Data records
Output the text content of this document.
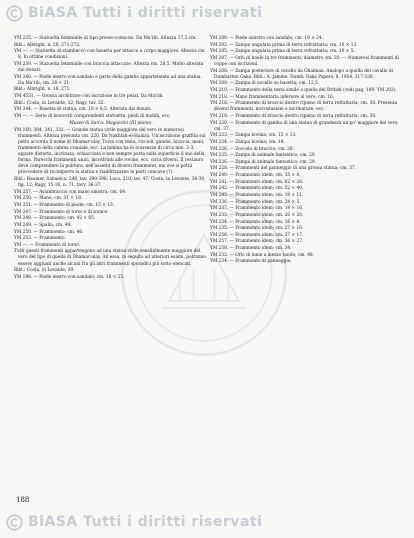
BiASA Tutti i diritti riservati
YM 235. — Statuetta femminile di tipo presso-coma-no. Da Ma'rib. Altezza 17,5 cm.
Bibl.: Albright, n. 20, 271-272.
YM —. — Statuetta di stambecco con basetta per attacco a corpo maggiore. Altezza cm 8. In ottime condizioni.
YM 239. — Statuetta femminile con braccia attaccate. Altezza cm. 28,5. Molto alterata dai donati.
YM 240. — Piede destro con sandalo e parte della gamba appartenente ad una statua. Da Ma'rib; cm. 26 × 21.
Bibl.: Albright, n. 18, 271.
YM 4531. — Grossa architrave con iscrizione in tre pezzi. Da Ma'rib.
Bibl.: Costa, in Levante, 32; Ragy, tav. 32.
YM 244. — Basetta di statua; cm. 10 × 8,5. Alterata dai donati.
YM —. — Serie di leoncetti comprendenti statuette, piedi di mobili, ecc.
Museo di Sun'a: Magazzini (III piano).
YM 160, 384, 241, 332. — Grande statua virile maggiore del vero in numerosi frammenti. Altezza presunta cm. 220. Da Nakhlah-el-Hamra. Un'iscrizione graffita sul petto accorda il nome di Dhamar-alay. Torso con testa, riccioli, gambe, braccia, mani, frammenti della catena craniale, ecc. La lamina ha le scarsezze di circa mm. 2-3, appare distorta, incrinata, schiacciata e non sempre porta sulla superficie il suo della forma. Parecchi frammenti unici, incostruiti alle rovine, ecc. circa diversi. Il restauro deve comprendere la pulitura, nell'assetto di diversi frammenti, ma ove si potrà provvedere di ricomporre la statua e riaddrizzarne le parti concave (?).
Bibl.: Raumer, Sabaeica, 246, tav. 390-396; Luca, 210, tav. 47; Costa, in Levante, 38-39, fig. 12; Ragy, 15-16, n. 71, tavv. 36-37.
YM 257. — Avambraccio con mano sinistra; cm. 64.
YM 250. — Mano; cm. 31 × 18.
YM 251. — Frammento di piede; cm. 15 × 13.
YM 247. — Frammento di torso e di torace.
YM 248. — Frammento; cm. 42 × 65.
YM 249. — Spalla; cm. 49.
YM 250. — Frammento; cm. 46.
YM 253. — Frammento.
YM —. — Frammento di torso.
Tutti questi frammenti appartengono ad una statua virile sensibilmente maggiore del vero del tipo di quella di Dhamar-alay. Ad essa, in seguito ad ulteriori esami, potranno essere aggiunti anche alcuni fra gli altri frammenti sporadici più sotto elencati.
Bibl.: Costa, in Levante, 39.
YM 198. — Piede destro con sandalo; cm. 18 × 25.
YM 200. — Piede sinistro con sandalo; cm. 19 × 24.
YM 202. — Zampe ungulata prima di terra refrattaria; cm. 10 × 13.
YM 205. — Zampe ungulata prima di terra refrattaria; cm. 10 × 5.
YM 207. — Orlo di baule in tre frammenti; diametro cm. 20. — Numerosi frammenti di coppe con iscrizioni.
YM 208. — Zampa posteriore di cavallo da Ghaiman. Analogo a quella del cavallo di Dumbarton Oaks. Bibl.: A. Jamme, Dumb. Oaks Papers, 8, 1954, 317-330.
YM 209. — Zampa di uccello su basetta; cm. 12,5.
YM 210. — Frammento della testa simile a quella del British (vedi pag. 189, YM 202).
YM 218. — Mano frammentaria inferiore al vero; cm. 16.
YM 218. — Frammento di braccio destro ripieno di terra refrattaria; cm. 30. Presenta diversi frammenti, incrostazioni e incrinature, ecc.
YM 219. — Frammento di braccio destro ripieno di terra refrattaria; cm. 30.
YM 220. — Frammento di gamba di una statua di grandezza un po' maggiore del vero; cm. 37.
YM 223. — Zampa bovina; cm. 15 × 13.
YM 224. — Zampa bovina; cm. 18.
YM 226. — Zoccolo di braccio; cm. 26.
YM 225. — Zampa di animale fantastico; cm. 29.
YM 226. — Zampa di animale fantastico; cm. 29.
YM 228. — Frammenti del panneggio di una grossa statua; cm. 37.
YM 240. — Frammento idem; cm. 35 × 8.
YM 241. — Frammento idem; cm. 62 × 26.
YM 242. — Frammento idem; cm. 52 × 40.
YM 243. — Frammento idem; cm. 19 × 11.
YM 236. — Frammento idem; cm. 24 × 5.
YM 237. — Frammento idem; cm. 14 × 16.
YM 233. — Frammento idem; cm. 20 × 20.
YM 234. — Frammento idem; cm. 16 × 8.
YM 235. — Frammento idem; cm. 27 × 16.
YM 256. — Frammento idem; cm. 37 × 17.
YM 257. — Frammento idem; cm. 36 × 27.
YM 258. — Frammento idem; cm. 34.
YM 232. — Orlo di lume a mezzo tondo; cm. 48.
YM 234. — Frammento di panneggio.
188
BiASA Tutti i diritti riservati
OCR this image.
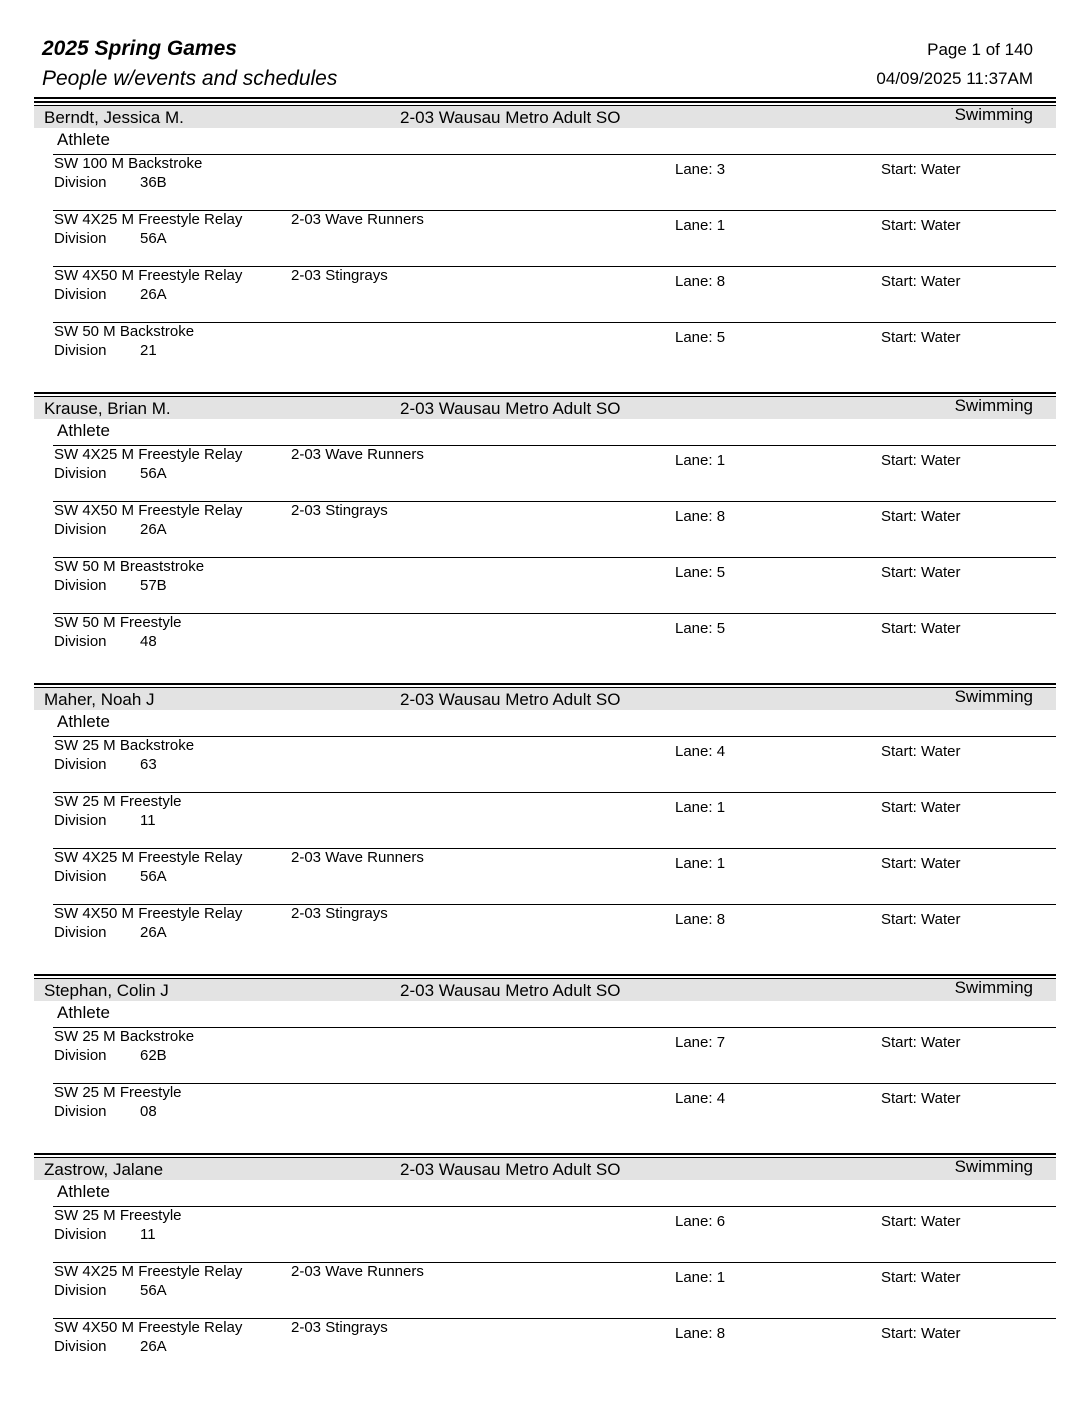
2025 Spring Games
People w/events and schedules
Page 1 of 140
04/09/2025 11:37AM
Berndt, Jessica M.	2-03 Wausau Metro Adult SO	Swimming
Athlete
SW 100 M Backstroke
Division 36B
Lane: 3	Start: Water
SW 4X25 M Freestyle Relay	2-03 Wave Runners
Division 56A
Lane: 1	Start: Water
SW 4X50 M Freestyle Relay	2-03 Stingrays
Division 26A
Lane: 8	Start: Water
SW 50 M Backstroke
Division 21
Lane: 5	Start: Water
Krause, Brian M.	2-03 Wausau Metro Adult SO	Swimming
Athlete
SW 4X25 M Freestyle Relay	2-03 Wave Runners
Division 56A
Lane: 1	Start: Water
SW 4X50 M Freestyle Relay	2-03 Stingrays
Division 26A
Lane: 8	Start: Water
SW 50 M Breaststroke
Division 57B
Lane: 5	Start: Water
SW 50 M Freestyle
Division 48
Lane: 5	Start: Water
Maher, Noah J	2-03 Wausau Metro Adult SO	Swimming
Athlete
SW 25 M Backstroke
Division 63
Lane: 4	Start: Water
SW 25 M Freestyle
Division 11
Lane: 1	Start: Water
SW 4X25 M Freestyle Relay	2-03 Wave Runners
Division 56A
Lane: 1	Start: Water
SW 4X50 M Freestyle Relay	2-03 Stingrays
Division 26A
Lane: 8	Start: Water
Stephan, Colin J	2-03 Wausau Metro Adult SO	Swimming
Athlete
SW 25 M Backstroke
Division 62B
Lane: 7	Start: Water
SW 25 M Freestyle
Division 08
Lane: 4	Start: Water
Zastrow, Jalane	2-03 Wausau Metro Adult SO	Swimming
Athlete
SW 25 M Freestyle
Division 11
Lane: 6	Start: Water
SW 4X25 M Freestyle Relay	2-03 Wave Runners
Division 56A
Lane: 1	Start: Water
SW 4X50 M Freestyle Relay	2-03 Stingrays
Division 26A
Lane: 8	Start: Water
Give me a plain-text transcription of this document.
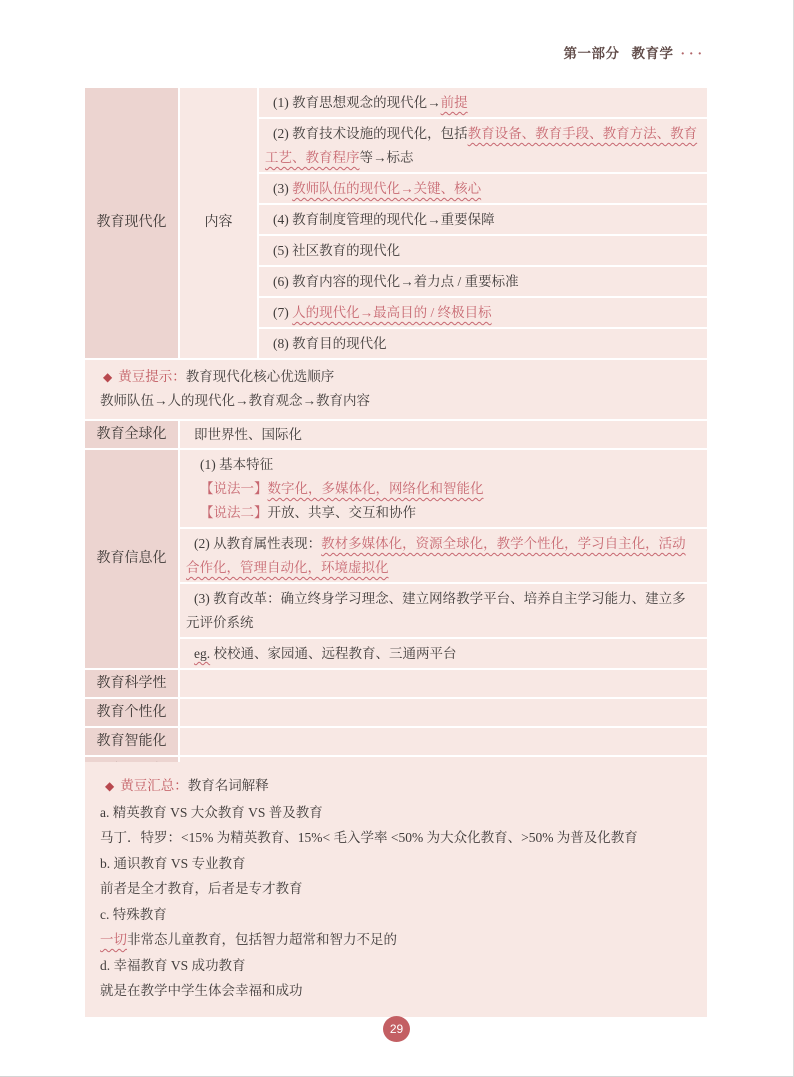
第一部分 教育学 ···
教育现代化	内容
(1) 教育思想观念的现代化→前提
(2) 教育技术设施的现代化，包括教育设备、教育手段、教育方法、教育工艺、教育程序等→标志
(3) 教师队伍的现代化→关键、核心
(4) 教育制度管理的现代化→重要保障
(5) 社区教育的现代化
(6) 教育内容的现代化→着力点 / 重要标准
(7) 人的现代化→最高目的 / 终极目标
(8) 教育目的现代化
◆ 黄豆提示：教育现代化核心优选顺序
教师队伍→人的现代化→教育观念→教育内容
教育全球化	即世界性、国际化
教育信息化
(1) 基本特征
【说法一】数字化，多媒体化，网络化和智能化
【说法二】开放、共享、交互和协作
(2) 从教育属性表现：教材多媒体化，资源全球化，教学个性化，学习自主化，活动合作化，管理自动化，环境虚拟化
(3) 教育改革：确立终身学习理念、建立网络教学平台、培养自主学习能力、建立多元评价系统
eg. 校校通、家园通、远程教育、三通两平台
教育科学性
教育个性化
教育智能化
◆ 黄豆汇总：教育名词解释
a. 精英教育 VS 大众教育 VS 普及教育
马丁．特罗：<15% 为精英教育、15%< 毛入学率 <50% 为大众化教育、>50% 为普及化教育
b. 通识教育 VS 专业教育
前者是全才教育，后者是专才教育
c. 特殊教育
一切非常态儿童教育，包括智力超常和智力不足的
d. 幸福教育 VS 成功教育
就是在教学中学生体会幸福和成功
29
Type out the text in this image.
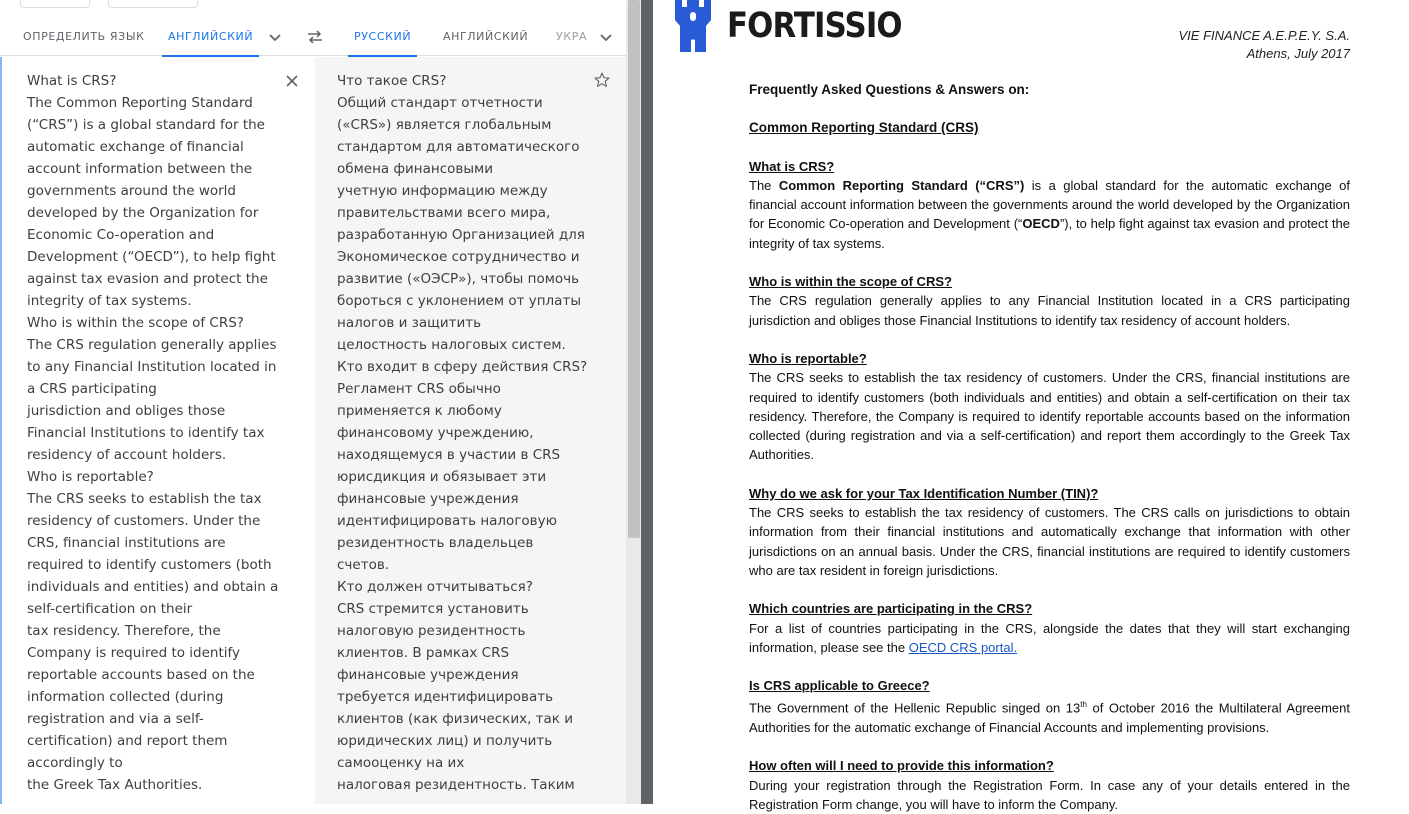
ОПРЕДЕЛИТЬ ЯЗЫК АНГЛИЙСКИЙ	РУССКИЙ	АНГЛИЙСКИЙ	УКРА
What is CRS?
The Common Reporting Standard
(“CRS”) is a global standard for the
automatic exchange of financial
account information between the
governments around the world
developed by the Organization for
Economic Co-operation and
Development (“OECD”), to help fight
against tax evasion and protect the
integrity of tax systems.
Who is within the scope of CRS?
The CRS regulation generally applies
to any Financial Institution located in
a CRS participating
jurisdiction and obliges those
Financial Institutions to identify tax
residency of account holders.
Who is reportable?
The CRS seeks to establish the tax
residency of customers. Under the
CRS, financial institutions are
required to identify customers (both
individuals and entities) and obtain a
self-certification on their
tax residency. Therefore, the
Company is required to identify
reportable accounts based on the
information collected (during
registration and via a self-
certification) and report them
accordingly to
the Greek Tax Authorities.
Что такое CRS?
Общий стандарт отчетности
(«CRS») является глобальным
стандартом для автоматического
обмена финансовыми
учетную информацию между
правительствами всего мира,
разработанную Организацией для
Экономическое сотрудничество и
развитие («ОЭСР»), чтобы помочь
бороться с уклонением от уплаты
налогов и защитить
целостность налоговых систем.
Кто входит в сферу действия CRS?
Регламент CRS обычно
применяется к любому
финансовому учреждению,
находящемуся в участии в CRS
юрисдикция и обязывает эти
финансовые учреждения
идентифицировать налоговую
резидентность владельцев
счетов.
Кто должен отчитываться?
CRS стремится установить
налоговую резидентность
клиентов. В рамках CRS
финансовые учреждения
требуется идентифицировать
клиентов (как физических, так и
юридических лиц) и получить
самооценку на их
налоговая резидентность. Таким
FORTISSIO	VIE FINANCE A.E.P.E.Y. S.A.
Athens, July 2017
Frequently Asked Questions & Answers on:
Common Reporting Standard (CRS)
What is CRS?
The Common Reporting Standard (“CRS”) is a global standard for the automatic exchange of financial account information between the governments around the world developed by the Organization for Economic Co-operation and Development (“OECD”), to help fight against tax evasion and protect the integrity of tax systems.
Who is within the scope of CRS?
The CRS regulation generally applies to any Financial Institution located in a CRS participating jurisdiction and obliges those Financial Institutions to identify tax residency of account holders.
Who is reportable?
The CRS seeks to establish the tax residency of customers. Under the CRS, financial institutions are required to identify customers (both individuals and entities) and obtain a self-certification on their tax residency. Therefore, the Company is required to identify reportable accounts based on the information collected (during registration and via a self-certification) and report them accordingly to the Greek Tax Authorities.
Why do we ask for your Tax Identification Number (TIN)?
The CRS seeks to establish the tax residency of customers. The CRS calls on jurisdictions to obtain information from their financial institutions and automatically exchange that information with other jurisdictions on an annual basis. Under the CRS, financial institutions are required to identify customers who are tax resident in foreign jurisdictions.
Which countries are participating in the CRS?
For a list of countries participating in the CRS, alongside the dates that they will start exchanging information, please see the OECD CRS portal.
Is CRS applicable to Greece?
The Government of the Hellenic Republic singed on 13th of October 2016 the Multilateral Agreement Authorities for the automatic exchange of Financial Accounts and implementing provisions.
How often will I need to provide this information?
During your registration through the Registration Form. In case any of your details entered in the Registration Form change, you will have to inform the Company.
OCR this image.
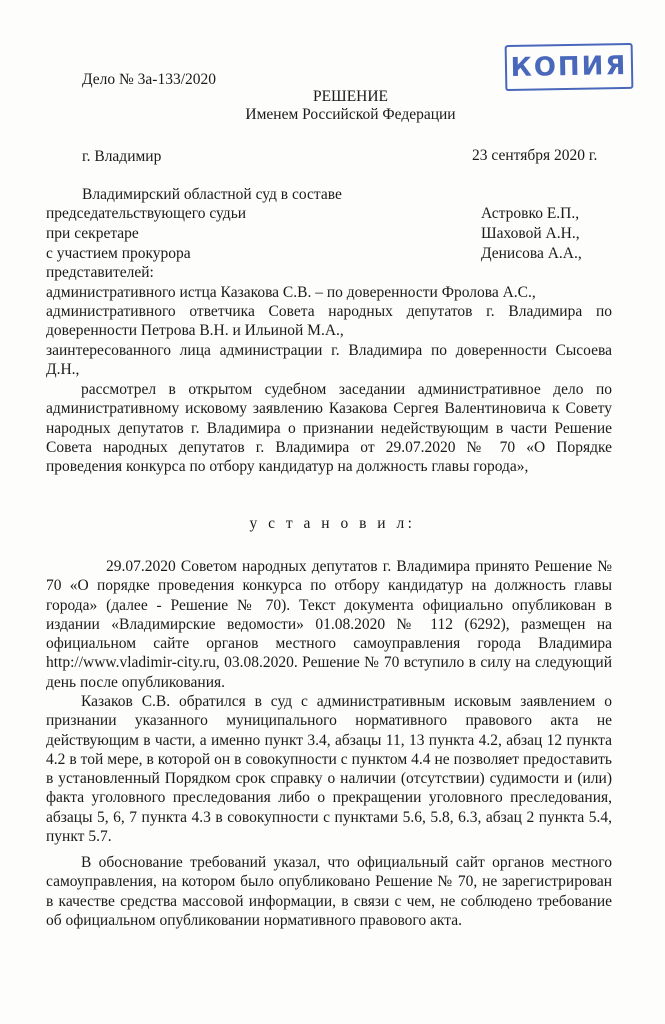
КОПИЯ
Дело № 3а-133/2020
РЕШЕНИЕ
Именем Российской Федерации
г. Владимир	23 сентября 2020 г.
Владимирский областной суд в составе
председательствующего судьи	Астровко Е.П.,
при секретаре	Шаховой А.Н.,
с участием прокурора	Денисова А.А.,
представителей:
административного истца Казакова С.В. – по доверенности Фролова А.С.,
административного ответчика Совета народных депутатов г. Владимира по доверенности Петрова В.Н. и Ильиной М.А.,
заинтересованного лица администрации г. Владимира по доверенности Сысоева Д.Н.,
рассмотрел в открытом судебном заседании административное дело по административному исковому заявлению Казакова Сергея Валентиновича к Совету народных депутатов г. Владимира о признании недействующим в части Решение Совета народных депутатов г. Владимира от 29.07.2020 № 70 «О Порядке проведения конкурса по отбору кандидатур на должность главы города»,
у с т а н о в и л:
29.07.2020 Советом народных депутатов г. Владимира принято Решение № 70 «О порядке проведения конкурса по отбору кандидатур на должность главы города» (далее - Решение № 70). Текст документа официально опубликован в издании «Владимирские ведомости» 01.08.2020 № 112 (6292), размещен на официальном сайте органов местного самоуправления города Владимира http://www.vladimir-city.ru, 03.08.2020. Решение № 70 вступило в силу на следующий день после опубликования.
Казаков С.В. обратился в суд с административным исковым заявлением о признании указанного муниципального нормативного правового акта не действующим в части, а именно пункт 3.4, абзацы 11, 13 пункта 4.2, абзац 12 пункта 4.2 в той мере, в которой он в совокупности с пунктом 4.4 не позволяет предоставить в установленный Порядком срок справку о наличии (отсутствии) судимости и (или) факта уголовного преследования либо о прекращении уголовного преследования, абзацы 5, 6, 7 пункта 4.3 в совокупности с пунктами 5.6, 5.8, 6.3, абзац 2 пункта 5.4, пункт 5.7.
В обоснование требований указал, что официальный сайт органов местного самоуправления, на котором было опубликовано Решение № 70, не зарегистрирован в качестве средства массовой информации, в связи с чем, не соблюдено требование об официальном опубликовании нормативного правового акта.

The exercise
Pick out every line with the string "terra" and copy it.

Task answer
YM 202. — Zampe ungulata prima di terra refrattaria; cm. 10 × 13.
YM 205. — Zampe ungulata prima di terra refrattaria; cm. 10 × 5.
YM 218. — Frammento di braccio destro ripieno di terra refrattaria; cm. 30. Presenta diversi frammenti, incrostazioni e incrinature, ecc.
YM 219. — Frammento di braccio destro ripieno di terra refrattaria; cm. 30.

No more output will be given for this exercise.